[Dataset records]
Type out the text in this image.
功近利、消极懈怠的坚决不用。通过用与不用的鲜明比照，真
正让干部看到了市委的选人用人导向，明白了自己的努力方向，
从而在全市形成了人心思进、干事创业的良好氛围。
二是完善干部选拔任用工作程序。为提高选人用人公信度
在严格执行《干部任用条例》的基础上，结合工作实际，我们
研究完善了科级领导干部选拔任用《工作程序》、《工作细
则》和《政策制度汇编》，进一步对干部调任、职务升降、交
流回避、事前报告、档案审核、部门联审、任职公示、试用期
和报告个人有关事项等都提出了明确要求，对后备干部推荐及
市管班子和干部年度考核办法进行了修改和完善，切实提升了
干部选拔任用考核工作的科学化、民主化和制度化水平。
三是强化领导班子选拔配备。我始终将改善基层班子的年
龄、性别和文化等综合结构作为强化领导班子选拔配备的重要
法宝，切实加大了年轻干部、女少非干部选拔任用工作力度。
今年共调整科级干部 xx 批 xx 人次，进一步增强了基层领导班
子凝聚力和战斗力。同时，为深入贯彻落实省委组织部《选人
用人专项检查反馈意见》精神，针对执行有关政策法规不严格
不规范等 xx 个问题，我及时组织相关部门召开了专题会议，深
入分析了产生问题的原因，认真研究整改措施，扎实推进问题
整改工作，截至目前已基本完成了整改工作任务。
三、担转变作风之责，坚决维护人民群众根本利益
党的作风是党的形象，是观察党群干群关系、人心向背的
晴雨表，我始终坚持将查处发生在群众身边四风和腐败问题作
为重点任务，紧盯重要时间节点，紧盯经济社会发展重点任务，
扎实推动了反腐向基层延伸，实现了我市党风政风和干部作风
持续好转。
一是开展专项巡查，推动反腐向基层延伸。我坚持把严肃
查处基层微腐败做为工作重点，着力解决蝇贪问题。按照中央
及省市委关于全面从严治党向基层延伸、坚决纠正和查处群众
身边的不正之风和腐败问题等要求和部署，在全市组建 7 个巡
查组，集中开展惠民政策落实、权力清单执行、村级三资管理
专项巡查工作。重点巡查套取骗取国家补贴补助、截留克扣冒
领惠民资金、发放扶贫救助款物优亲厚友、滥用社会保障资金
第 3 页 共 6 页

What you will do:
Repeat the listing above without any change.

Problem solution:
Type out the text in this image.
功近利、消极懈怠的坚决不用。通过用与不用的鲜明比照，真
正让干部看到了市委的选人用人导向，明白了自己的努力方向，
从而在全市形成了人心思进、干事创业的良好氛围。
二是完善干部选拔任用工作程序。为提高选人用人公信度
在严格执行《干部任用条例》的基础上，结合工作实际，我们
研究完善了科级领导干部选拔任用《工作程序》、《工作细
则》和《政策制度汇编》，进一步对干部调任、职务升降、交
流回避、事前报告、档案审核、部门联审、任职公示、试用期
和报告个人有关事项等都提出了明确要求，对后备干部推荐及
市管班子和干部年度考核办法进行了修改和完善，切实提升了
干部选拔任用考核工作的科学化、民主化和制度化水平。
三是强化领导班子选拔配备。我始终将改善基层班子的年
龄、性别和文化等综合结构作为强化领导班子选拔配备的重要
法宝，切实加大了年轻干部、女少非干部选拔任用工作力度。
今年共调整科级干部 xx 批 xx 人次，进一步增强了基层领导班
子凝聚力和战斗力。同时，为深入贯彻落实省委组织部《选人
用人专项检查反馈意见》精神，针对执行有关政策法规不严格
不规范等 xx 个问题，我及时组织相关部门召开了专题会议，深
入分析了产生问题的原因，认真研究整改措施，扎实推进问题
整改工作，截至目前已基本完成了整改工作任务。
三、担转变作风之责，坚决维护人民群众根本利益
党的作风是党的形象，是观察党群干群关系、人心向背的
晴雨表，我始终坚持将查处发生在群众身边四风和腐败问题作
为重点任务，紧盯重要时间节点，紧盯经济社会发展重点任务，
扎实推动了反腐向基层延伸，实现了我市党风政风和干部作风
持续好转。
一是开展专项巡查，推动反腐向基层延伸。我坚持把严肃
查处基层微腐败做为工作重点，着力解决蝇贪问题。按照中央
及省市委关于全面从严治党向基层延伸、坚决纠正和查处群众
身边的不正之风和腐败问题等要求和部署，在全市组建 7 个巡
查组，集中开展惠民政策落实、权力清单执行、村级三资管理
专项巡查工作。重点巡查套取骗取国家补贴补助、截留克扣冒
领惠民资金、发放扶贫救助款物优亲厚友、滥用社会保障资金
第 3 页 共 6 页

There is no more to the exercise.